▶ **Dataset excerpt**:
....

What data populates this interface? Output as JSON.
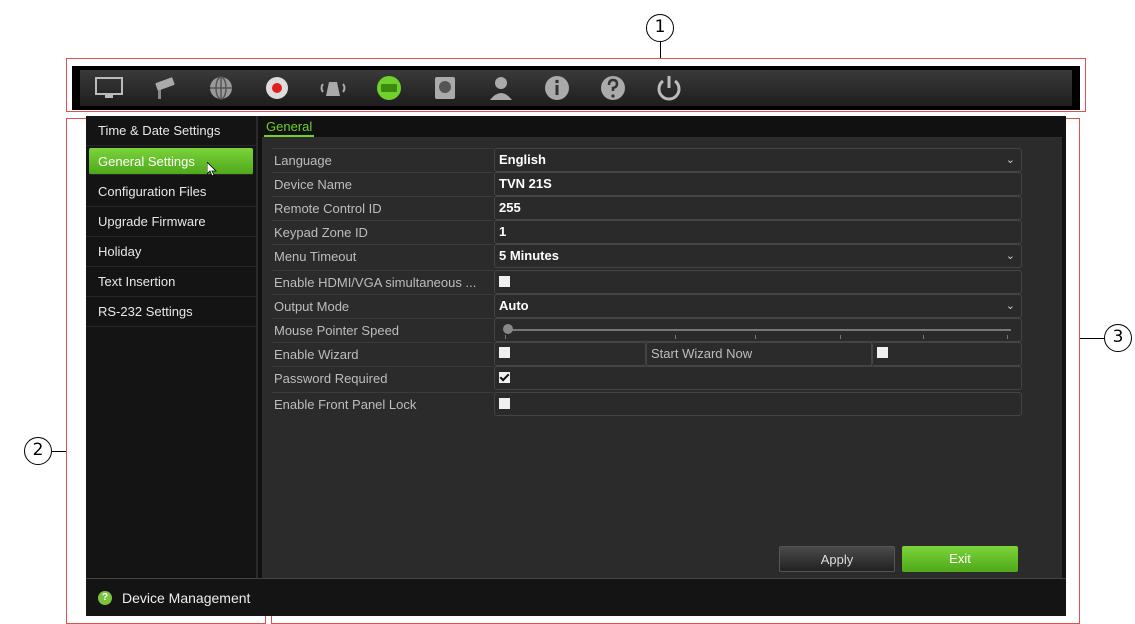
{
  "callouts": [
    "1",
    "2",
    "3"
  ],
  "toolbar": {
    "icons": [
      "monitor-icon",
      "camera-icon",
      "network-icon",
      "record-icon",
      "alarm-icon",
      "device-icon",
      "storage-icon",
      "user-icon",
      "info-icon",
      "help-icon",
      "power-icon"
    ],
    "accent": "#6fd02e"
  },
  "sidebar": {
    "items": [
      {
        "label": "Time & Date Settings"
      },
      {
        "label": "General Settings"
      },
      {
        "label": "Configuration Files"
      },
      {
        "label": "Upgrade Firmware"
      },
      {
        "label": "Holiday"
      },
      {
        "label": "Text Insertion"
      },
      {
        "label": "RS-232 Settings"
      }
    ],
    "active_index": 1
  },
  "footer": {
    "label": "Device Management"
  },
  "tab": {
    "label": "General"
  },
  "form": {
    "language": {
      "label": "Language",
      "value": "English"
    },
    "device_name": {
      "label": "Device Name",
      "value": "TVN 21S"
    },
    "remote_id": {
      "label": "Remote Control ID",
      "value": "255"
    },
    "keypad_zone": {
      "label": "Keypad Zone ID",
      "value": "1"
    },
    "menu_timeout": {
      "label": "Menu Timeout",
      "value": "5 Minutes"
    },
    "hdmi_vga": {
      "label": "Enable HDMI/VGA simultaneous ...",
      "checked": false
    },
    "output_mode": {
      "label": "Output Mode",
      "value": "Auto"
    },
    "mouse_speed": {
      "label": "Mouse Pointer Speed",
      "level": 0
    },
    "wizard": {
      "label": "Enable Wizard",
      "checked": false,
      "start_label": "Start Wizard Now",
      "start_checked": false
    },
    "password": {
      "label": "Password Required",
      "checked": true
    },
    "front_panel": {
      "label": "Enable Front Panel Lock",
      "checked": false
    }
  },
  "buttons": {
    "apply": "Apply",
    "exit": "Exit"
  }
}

....

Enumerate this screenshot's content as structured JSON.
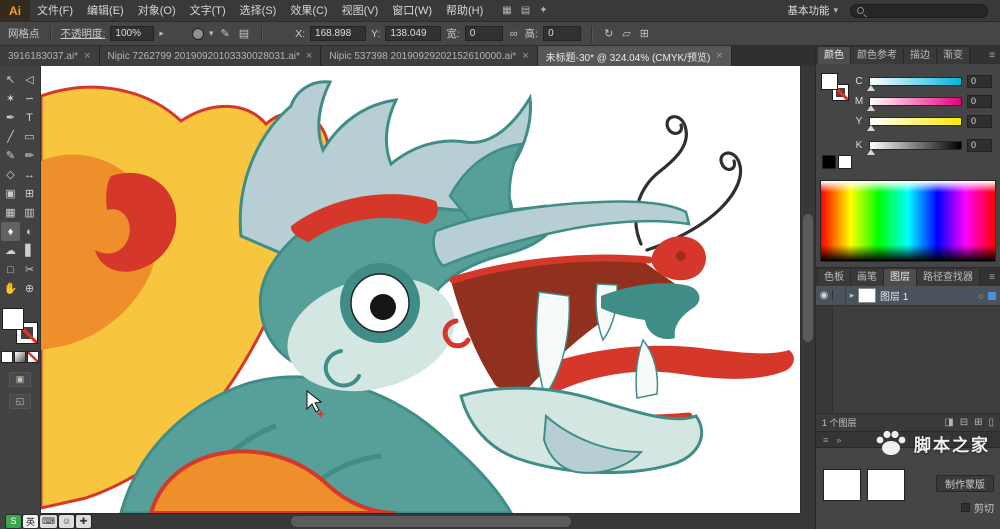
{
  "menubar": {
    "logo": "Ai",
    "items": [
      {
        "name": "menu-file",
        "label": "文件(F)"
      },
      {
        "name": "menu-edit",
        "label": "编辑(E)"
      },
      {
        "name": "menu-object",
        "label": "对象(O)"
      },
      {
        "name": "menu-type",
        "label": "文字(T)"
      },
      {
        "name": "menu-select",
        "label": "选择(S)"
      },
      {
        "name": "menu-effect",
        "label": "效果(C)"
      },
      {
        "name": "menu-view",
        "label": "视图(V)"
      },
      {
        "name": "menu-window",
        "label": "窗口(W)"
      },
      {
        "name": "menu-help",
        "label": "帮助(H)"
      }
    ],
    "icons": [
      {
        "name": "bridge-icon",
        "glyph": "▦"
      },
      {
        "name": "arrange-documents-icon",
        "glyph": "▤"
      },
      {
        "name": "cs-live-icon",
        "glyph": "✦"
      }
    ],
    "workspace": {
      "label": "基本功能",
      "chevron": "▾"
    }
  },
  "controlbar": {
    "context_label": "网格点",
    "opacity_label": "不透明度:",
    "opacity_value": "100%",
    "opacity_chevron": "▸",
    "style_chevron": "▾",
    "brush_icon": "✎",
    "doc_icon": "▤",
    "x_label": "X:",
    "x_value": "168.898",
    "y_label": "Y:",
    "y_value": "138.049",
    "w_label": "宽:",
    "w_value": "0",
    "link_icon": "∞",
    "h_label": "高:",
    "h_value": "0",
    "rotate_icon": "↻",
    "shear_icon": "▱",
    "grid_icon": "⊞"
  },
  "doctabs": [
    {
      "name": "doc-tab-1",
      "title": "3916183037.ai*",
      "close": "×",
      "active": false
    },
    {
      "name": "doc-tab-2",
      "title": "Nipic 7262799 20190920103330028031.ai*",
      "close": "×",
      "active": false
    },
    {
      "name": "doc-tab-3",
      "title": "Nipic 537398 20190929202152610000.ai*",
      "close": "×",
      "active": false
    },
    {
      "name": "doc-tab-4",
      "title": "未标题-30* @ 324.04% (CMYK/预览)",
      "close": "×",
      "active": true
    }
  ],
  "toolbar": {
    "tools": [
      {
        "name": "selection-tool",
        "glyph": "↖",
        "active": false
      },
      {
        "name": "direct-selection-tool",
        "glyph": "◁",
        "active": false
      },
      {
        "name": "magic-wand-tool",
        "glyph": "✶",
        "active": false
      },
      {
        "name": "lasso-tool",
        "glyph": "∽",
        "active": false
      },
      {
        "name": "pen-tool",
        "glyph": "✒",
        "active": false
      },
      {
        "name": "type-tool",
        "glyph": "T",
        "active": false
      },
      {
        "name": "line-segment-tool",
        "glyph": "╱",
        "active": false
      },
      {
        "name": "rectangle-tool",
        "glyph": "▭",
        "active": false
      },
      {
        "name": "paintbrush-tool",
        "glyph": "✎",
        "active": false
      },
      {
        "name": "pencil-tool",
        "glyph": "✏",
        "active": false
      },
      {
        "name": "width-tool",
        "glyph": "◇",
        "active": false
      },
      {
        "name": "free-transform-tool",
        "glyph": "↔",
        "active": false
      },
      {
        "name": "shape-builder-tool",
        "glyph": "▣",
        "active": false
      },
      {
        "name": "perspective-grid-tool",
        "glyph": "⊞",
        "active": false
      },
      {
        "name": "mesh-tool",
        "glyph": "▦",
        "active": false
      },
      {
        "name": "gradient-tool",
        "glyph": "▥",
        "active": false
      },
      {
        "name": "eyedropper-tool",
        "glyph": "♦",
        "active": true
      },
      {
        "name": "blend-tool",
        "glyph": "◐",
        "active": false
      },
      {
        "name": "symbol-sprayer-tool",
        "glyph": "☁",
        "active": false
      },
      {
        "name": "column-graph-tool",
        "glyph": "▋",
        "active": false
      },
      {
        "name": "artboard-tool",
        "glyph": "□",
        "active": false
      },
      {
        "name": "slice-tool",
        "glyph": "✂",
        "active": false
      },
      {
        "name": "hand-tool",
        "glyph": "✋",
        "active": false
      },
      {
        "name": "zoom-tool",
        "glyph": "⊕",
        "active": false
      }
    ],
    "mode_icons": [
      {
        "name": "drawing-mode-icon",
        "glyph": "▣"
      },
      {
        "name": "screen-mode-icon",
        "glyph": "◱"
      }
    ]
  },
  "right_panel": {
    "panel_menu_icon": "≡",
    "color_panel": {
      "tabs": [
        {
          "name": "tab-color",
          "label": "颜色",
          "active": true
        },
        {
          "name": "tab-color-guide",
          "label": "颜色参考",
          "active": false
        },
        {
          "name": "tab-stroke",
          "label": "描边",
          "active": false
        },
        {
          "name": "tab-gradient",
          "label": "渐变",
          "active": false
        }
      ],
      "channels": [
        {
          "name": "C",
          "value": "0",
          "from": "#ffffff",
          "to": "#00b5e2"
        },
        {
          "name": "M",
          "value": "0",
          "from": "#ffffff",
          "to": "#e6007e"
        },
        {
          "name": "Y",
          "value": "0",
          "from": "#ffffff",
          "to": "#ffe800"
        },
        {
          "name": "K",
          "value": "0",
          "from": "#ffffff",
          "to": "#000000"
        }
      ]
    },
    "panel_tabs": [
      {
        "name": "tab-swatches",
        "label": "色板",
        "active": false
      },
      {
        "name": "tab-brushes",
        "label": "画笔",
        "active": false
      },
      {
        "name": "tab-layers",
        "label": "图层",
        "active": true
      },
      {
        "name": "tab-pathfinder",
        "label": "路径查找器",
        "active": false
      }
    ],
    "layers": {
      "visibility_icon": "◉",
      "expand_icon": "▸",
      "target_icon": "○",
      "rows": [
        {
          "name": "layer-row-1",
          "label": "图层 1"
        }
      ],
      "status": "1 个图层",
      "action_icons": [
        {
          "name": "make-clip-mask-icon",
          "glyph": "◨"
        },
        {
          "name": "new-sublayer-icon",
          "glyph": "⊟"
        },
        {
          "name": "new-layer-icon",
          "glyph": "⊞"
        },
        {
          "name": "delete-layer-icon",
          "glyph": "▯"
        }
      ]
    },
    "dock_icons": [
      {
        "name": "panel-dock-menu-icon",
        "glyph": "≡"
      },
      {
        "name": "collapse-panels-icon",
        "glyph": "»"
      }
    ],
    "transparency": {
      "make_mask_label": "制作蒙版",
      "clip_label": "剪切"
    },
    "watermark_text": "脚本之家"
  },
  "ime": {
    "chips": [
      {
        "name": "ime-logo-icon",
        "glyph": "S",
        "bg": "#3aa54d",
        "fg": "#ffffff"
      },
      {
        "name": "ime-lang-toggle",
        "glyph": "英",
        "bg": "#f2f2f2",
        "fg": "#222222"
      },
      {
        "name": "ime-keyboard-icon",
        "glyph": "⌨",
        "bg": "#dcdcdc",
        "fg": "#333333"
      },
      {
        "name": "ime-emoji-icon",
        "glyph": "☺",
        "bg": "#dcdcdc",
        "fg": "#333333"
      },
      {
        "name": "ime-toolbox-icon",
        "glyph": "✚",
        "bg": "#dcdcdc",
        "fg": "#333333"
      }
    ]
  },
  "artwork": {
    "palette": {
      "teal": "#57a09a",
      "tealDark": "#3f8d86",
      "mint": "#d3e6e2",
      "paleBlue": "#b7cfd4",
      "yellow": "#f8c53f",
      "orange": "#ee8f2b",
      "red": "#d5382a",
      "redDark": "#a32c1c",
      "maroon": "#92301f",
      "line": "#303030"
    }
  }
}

....

▶ **Exercise task**: Report all lines of the material that contain the word "selection".

▶ **Expected output**:
        "name": "selection-tool",
        "name": "direct-selection-tool",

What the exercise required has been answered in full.